## Task to complete
Lay out the lines as a numbered list, starting with the line that contains "bar [657, 181, 665, 263]" and going on through the line that contains "bar [608, 138, 615, 263]", both included, and omit any blank lines.

┄┄┄┄┄┄┄┄┄┄

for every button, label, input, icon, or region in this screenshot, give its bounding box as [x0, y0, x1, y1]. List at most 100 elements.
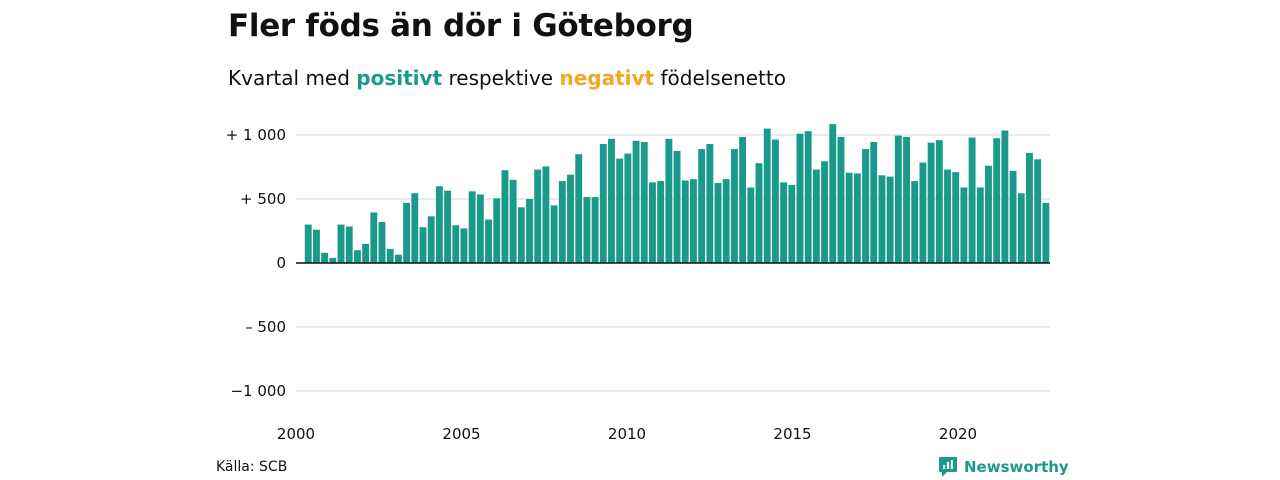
bar [657, 181, 665, 263]
bar [960, 187, 968, 263]
bar [911, 181, 919, 263]
bar [534, 169, 542, 263]
brand-name: Newsworthy [964, 458, 1069, 476]
bar [919, 162, 927, 263]
bar [788, 184, 796, 263]
subtitle-negative-word: negativt [559, 66, 655, 90]
bar [476, 194, 484, 263]
bar [616, 158, 624, 263]
bar [730, 149, 738, 263]
chart-title: Fler föds än dör i Göteborg [228, 8, 694, 44]
bar [509, 179, 517, 263]
bar [411, 193, 419, 263]
bar [845, 172, 853, 263]
bar [378, 222, 386, 263]
bar [673, 151, 681, 263]
bar [804, 131, 812, 263]
bar [493, 198, 501, 263]
y-tick-label: + 500 [240, 190, 286, 208]
brand-logo[interactable]: Newsworthy [938, 456, 1069, 478]
bar [927, 142, 935, 263]
bar [722, 179, 730, 263]
bar [1017, 193, 1025, 263]
bar [608, 138, 615, 263]
x-tick-label: 2015 [773, 425, 811, 443]
chart-subtitle: Kvartal med positivt respektive negativt… [228, 66, 786, 90]
y-tick-label: 0 [276, 254, 286, 272]
bar [386, 248, 394, 263]
bar [337, 224, 345, 263]
subtitle-prefix: Kvartal med [228, 66, 357, 90]
bar [501, 170, 509, 263]
bar [755, 163, 763, 263]
bar [821, 161, 829, 263]
bar [837, 136, 845, 263]
y-tick-label: + 1 000 [226, 126, 286, 144]
bar [640, 142, 648, 263]
bar [362, 243, 370, 263]
bar [862, 149, 869, 263]
bar [370, 212, 378, 263]
bar [394, 254, 402, 263]
bar [976, 187, 984, 263]
bar [1034, 159, 1042, 263]
bar [312, 229, 320, 263]
bar [304, 224, 312, 263]
bar [435, 186, 443, 263]
bar [886, 176, 894, 263]
bar [526, 199, 533, 263]
bar [517, 207, 525, 263]
bar [1042, 202, 1050, 263]
y-tick-label: −1 000 [230, 382, 286, 400]
bar [968, 137, 976, 263]
bar [452, 225, 460, 263]
bar [591, 197, 599, 263]
gridlines [296, 134, 1050, 392]
bar [485, 219, 492, 263]
x-axis-labels: 2000 2005 2010 2015 2020 [277, 425, 977, 443]
bar [403, 202, 411, 263]
bar [714, 183, 722, 263]
x-tick-label: 2020 [939, 425, 977, 443]
subtitle-positive-word: positivt [356, 66, 443, 90]
bar [952, 172, 960, 263]
y-axis-labels: + 1 000 + 500 0 – 500 −1 000 [226, 126, 286, 400]
x-tick-label: 2000 [277, 425, 315, 443]
bar [419, 227, 427, 263]
bar [1001, 130, 1009, 263]
bar [558, 181, 566, 263]
bar [763, 128, 771, 263]
bar [444, 190, 452, 263]
bars [296, 124, 1050, 264]
newsworthy-logo-icon [939, 457, 957, 477]
bar [329, 257, 337, 263]
bar [649, 182, 656, 263]
bar [468, 191, 476, 263]
source-note: Källa: SCB [216, 459, 288, 475]
bar [853, 173, 861, 263]
bar [353, 250, 361, 263]
bar [427, 216, 435, 263]
bar [1026, 152, 1033, 263]
bar [1009, 170, 1017, 263]
bar [944, 169, 951, 263]
x-tick-label: 2005 [442, 425, 480, 443]
bar [567, 174, 574, 263]
subtitle-middle: respektive [442, 66, 560, 90]
bar [698, 149, 706, 263]
bar [689, 179, 697, 263]
bar [583, 197, 591, 263]
subtitle-suffix: födelsenetto [654, 66, 786, 90]
bar [993, 138, 1001, 263]
bar [812, 169, 820, 263]
bar [870, 142, 878, 263]
x-tick-label: 2010 [608, 425, 646, 443]
bar [780, 182, 788, 263]
bar [796, 133, 804, 263]
bar [681, 180, 689, 263]
bar [985, 165, 992, 263]
bar [599, 143, 607, 263]
bar [771, 139, 779, 263]
bar [903, 136, 910, 263]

┄┄┄┄┄┄┄┄┄┄

## Output for this exercise
1. bar [657, 181, 665, 263]
2. bar [960, 187, 968, 263]
3. bar [911, 181, 919, 263]
4. bar [534, 169, 542, 263]
5. brand-name: Newsworthy [964, 458, 1069, 476]
6. bar [919, 162, 927, 263]
7. bar [788, 184, 796, 263]
8. subtitle-negative-word: negativt [559, 66, 655, 90]
9. bar [476, 194, 484, 263]
10. bar [616, 158, 624, 263]
11. bar [730, 149, 738, 263]
12. chart-title: Fler föds än dör i Göteborg [228, 8, 694, 44]
13. bar [509, 179, 517, 263]
14. bar [411, 193, 419, 263]
15. bar [845, 172, 853, 263]
16. bar [378, 222, 386, 263]
17. bar [673, 151, 681, 263]
18. bar [804, 131, 812, 263]
19. bar [493, 198, 501, 263]
20. y-tick-label: + 500 [240, 190, 286, 208]
21. brand-logo[interactable]: Newsworthy [938, 456, 1069, 478]
22. bar [927, 142, 935, 263]
23. bar [722, 179, 730, 263]
24. bar [1017, 193, 1025, 263]
25. bar [608, 138, 615, 263]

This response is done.